§ **TASK DETAILS**
Can you quote the records below in full, word for word?

§ **STORED RECORDS**
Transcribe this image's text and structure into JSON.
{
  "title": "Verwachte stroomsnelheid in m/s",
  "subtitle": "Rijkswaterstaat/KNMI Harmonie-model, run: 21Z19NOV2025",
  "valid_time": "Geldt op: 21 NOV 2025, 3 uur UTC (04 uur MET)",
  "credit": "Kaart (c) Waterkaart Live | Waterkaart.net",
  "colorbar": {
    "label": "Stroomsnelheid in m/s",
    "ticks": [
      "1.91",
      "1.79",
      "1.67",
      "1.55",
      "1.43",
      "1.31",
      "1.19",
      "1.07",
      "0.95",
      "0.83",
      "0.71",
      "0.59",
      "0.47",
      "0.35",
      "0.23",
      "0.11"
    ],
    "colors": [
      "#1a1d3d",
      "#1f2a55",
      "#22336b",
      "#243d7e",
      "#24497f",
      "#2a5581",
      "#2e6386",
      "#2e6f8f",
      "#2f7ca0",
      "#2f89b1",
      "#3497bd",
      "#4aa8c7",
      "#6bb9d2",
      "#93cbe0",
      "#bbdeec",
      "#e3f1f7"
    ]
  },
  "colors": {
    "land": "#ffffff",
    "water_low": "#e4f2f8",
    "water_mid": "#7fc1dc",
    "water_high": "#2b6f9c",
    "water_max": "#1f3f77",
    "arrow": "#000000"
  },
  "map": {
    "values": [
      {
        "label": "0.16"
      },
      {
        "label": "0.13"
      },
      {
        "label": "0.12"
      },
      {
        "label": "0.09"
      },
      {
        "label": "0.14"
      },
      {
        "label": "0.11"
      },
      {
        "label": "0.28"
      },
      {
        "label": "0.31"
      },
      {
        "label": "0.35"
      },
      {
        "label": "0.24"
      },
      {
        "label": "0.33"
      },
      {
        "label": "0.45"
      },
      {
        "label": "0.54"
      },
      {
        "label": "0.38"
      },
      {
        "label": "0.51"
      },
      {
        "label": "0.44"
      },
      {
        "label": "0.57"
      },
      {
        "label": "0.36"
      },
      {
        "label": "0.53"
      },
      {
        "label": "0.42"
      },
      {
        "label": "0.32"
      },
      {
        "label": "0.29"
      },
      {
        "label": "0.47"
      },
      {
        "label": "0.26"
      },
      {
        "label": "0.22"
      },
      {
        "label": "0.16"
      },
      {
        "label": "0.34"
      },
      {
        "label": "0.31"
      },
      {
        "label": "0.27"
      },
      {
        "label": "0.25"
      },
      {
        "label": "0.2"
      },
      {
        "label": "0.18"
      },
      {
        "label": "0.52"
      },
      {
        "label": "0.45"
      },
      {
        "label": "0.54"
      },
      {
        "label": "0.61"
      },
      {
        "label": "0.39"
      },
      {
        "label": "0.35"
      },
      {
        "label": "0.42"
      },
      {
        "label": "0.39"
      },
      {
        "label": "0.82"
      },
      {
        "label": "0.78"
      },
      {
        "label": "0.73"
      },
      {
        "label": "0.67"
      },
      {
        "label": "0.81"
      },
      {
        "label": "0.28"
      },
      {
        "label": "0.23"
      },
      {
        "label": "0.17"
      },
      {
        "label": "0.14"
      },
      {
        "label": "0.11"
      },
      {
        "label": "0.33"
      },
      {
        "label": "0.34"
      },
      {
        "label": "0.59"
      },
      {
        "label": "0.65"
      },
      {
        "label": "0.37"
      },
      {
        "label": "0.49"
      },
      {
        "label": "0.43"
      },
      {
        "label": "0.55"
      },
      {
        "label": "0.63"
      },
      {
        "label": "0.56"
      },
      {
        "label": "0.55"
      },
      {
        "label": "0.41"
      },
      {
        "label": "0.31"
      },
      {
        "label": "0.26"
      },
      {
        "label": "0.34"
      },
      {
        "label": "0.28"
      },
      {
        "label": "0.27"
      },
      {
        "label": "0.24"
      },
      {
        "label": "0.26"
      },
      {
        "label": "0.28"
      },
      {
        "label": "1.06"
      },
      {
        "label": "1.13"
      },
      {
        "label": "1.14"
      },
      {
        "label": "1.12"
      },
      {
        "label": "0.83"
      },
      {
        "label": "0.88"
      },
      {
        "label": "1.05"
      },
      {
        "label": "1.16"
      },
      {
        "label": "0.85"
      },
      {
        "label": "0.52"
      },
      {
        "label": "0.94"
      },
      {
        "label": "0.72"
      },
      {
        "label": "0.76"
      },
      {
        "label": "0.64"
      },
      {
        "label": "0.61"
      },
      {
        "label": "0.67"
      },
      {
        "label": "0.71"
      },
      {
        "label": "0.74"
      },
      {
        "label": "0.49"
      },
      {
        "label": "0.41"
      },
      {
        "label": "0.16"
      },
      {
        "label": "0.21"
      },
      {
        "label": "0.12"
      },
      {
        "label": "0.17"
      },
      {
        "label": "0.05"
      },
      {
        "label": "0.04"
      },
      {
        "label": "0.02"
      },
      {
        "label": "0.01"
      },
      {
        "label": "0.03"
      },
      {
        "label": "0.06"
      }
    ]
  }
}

§ **RIGHT ANSWER**
Transcribe this image's text and structure into JSON.
{
  "title": "Verwachte stroomsnelheid in m/s",
  "subtitle": "Rijkswaterstaat/KNMI Harmonie-model, run: 21Z19NOV2025",
  "valid_time": "Geldt op: 21 NOV 2025, 3 uur UTC (04 uur MET)",
  "credit": "Kaart (c) Waterkaart Live | Waterkaart.net",
  "colorbar": {
    "label": "Stroomsnelheid in m/s",
    "ticks": [
      "1.91",
      "1.79",
      "1.67",
      "1.55",
      "1.43",
      "1.31",
      "1.19",
      "1.07",
      "0.95",
      "0.83",
      "0.71",
      "0.59",
      "0.47",
      "0.35",
      "0.23",
      "0.11"
    ],
    "colors": [
      "#1a1d3d",
      "#1f2a55",
      "#22336b",
      "#243d7e",
      "#24497f",
      "#2a5581",
      "#2e6386",
      "#2e6f8f",
      "#2f7ca0",
      "#2f89b1",
      "#3497bd",
      "#4aa8c7",
      "#6bb9d2",
      "#93cbe0",
      "#bbdeec",
      "#e3f1f7"
    ]
  },
  "colors": {
    "land": "#ffffff",
    "water_low": "#e4f2f8",
    "water_mid": "#7fc1dc",
    "water_high": "#2b6f9c",
    "water_max": "#1f3f77",
    "arrow": "#000000"
  },
  "map": {
    "values": [
      {
        "label": "0.16"
      },
      {
        "label": "0.13"
      },
      {
        "label": "0.12"
      },
      {
        "label": "0.09"
      },
      {
        "label": "0.14"
      },
      {
        "label": "0.11"
      },
      {
        "label": "0.28"
      },
      {
        "label": "0.31"
      },
      {
        "label": "0.35"
      },
      {
        "label": "0.24"
      },
      {
        "label": "0.33"
      },
      {
        "label": "0.45"
      },
      {
        "label": "0.54"
      },
      {
        "label": "0.38"
      },
      {
        "label": "0.51"
      },
      {
        "label": "0.44"
      },
      {
        "label": "0.57"
      },
      {
        "label": "0.36"
      },
      {
        "label": "0.53"
      },
      {
        "label": "0.42"
      },
      {
        "label": "0.32"
      },
      {
        "label": "0.29"
      },
      {
        "label": "0.47"
      },
      {
        "label": "0.26"
      },
      {
        "label": "0.22"
      },
      {
        "label": "0.16"
      },
      {
        "label": "0.34"
      },
      {
        "label": "0.31"
      },
      {
        "label": "0.27"
      },
      {
        "label": "0.25"
      },
      {
        "label": "0.2"
      },
      {
        "label": "0.18"
      },
      {
        "label": "0.52"
      },
      {
        "label": "0.45"
      },
      {
        "label": "0.54"
      },
      {
        "label": "0.61"
      },
      {
        "label": "0.39"
      },
      {
        "label": "0.35"
      },
      {
        "label": "0.42"
      },
      {
        "label": "0.39"
      },
      {
        "label": "0.82"
      },
      {
        "label": "0.78"
      },
      {
        "label": "0.73"
      },
      {
        "label": "0.67"
      },
      {
        "label": "0.81"
      },
      {
        "label": "0.28"
      },
      {
        "label": "0.23"
      },
      {
        "label": "0.17"
      },
      {
        "label": "0.14"
      },
      {
        "label": "0.11"
      },
      {
        "label": "0.33"
      },
      {
        "label": "0.34"
      },
      {
        "label": "0.59"
      },
      {
        "label": "0.65"
      },
      {
        "label": "0.37"
      },
      {
        "label": "0.49"
      },
      {
        "label": "0.43"
      },
      {
        "label": "0.55"
      },
      {
        "label": "0.63"
      },
      {
        "label": "0.56"
      },
      {
        "label": "0.55"
      },
      {
        "label": "0.41"
      },
      {
        "label": "0.31"
      },
      {
        "label": "0.26"
      },
      {
        "label": "0.34"
      },
      {
        "label": "0.28"
      },
      {
        "label": "0.27"
      },
      {
        "label": "0.24"
      },
      {
        "label": "0.26"
      },
      {
        "label": "0.28"
      },
      {
        "label": "1.06"
      },
      {
        "label": "1.13"
      },
      {
        "label": "1.14"
      },
      {
        "label": "1.12"
      },
      {
        "label": "0.83"
      },
      {
        "label": "0.88"
      },
      {
        "label": "1.05"
      },
      {
        "label": "1.16"
      },
      {
        "label": "0.85"
      },
      {
        "label": "0.52"
      },
      {
        "label": "0.94"
      },
      {
        "label": "0.72"
      },
      {
        "label": "0.76"
      },
      {
        "label": "0.64"
      },
      {
        "label": "0.61"
      },
      {
        "label": "0.67"
      },
      {
        "label": "0.71"
      },
      {
        "label": "0.74"
      },
      {
        "label": "0.49"
      },
      {
        "label": "0.41"
      },
      {
        "label": "0.16"
      },
      {
        "label": "0.21"
      },
      {
        "label": "0.12"
      },
      {
        "label": "0.17"
      },
      {
        "label": "0.05"
      },
      {
        "label": "0.04"
      },
      {
        "label": "0.02"
      },
      {
        "label": "0.01"
      },
      {
        "label": "0.03"
      },
      {
        "label": "0.06"
      }
    ]
  }
}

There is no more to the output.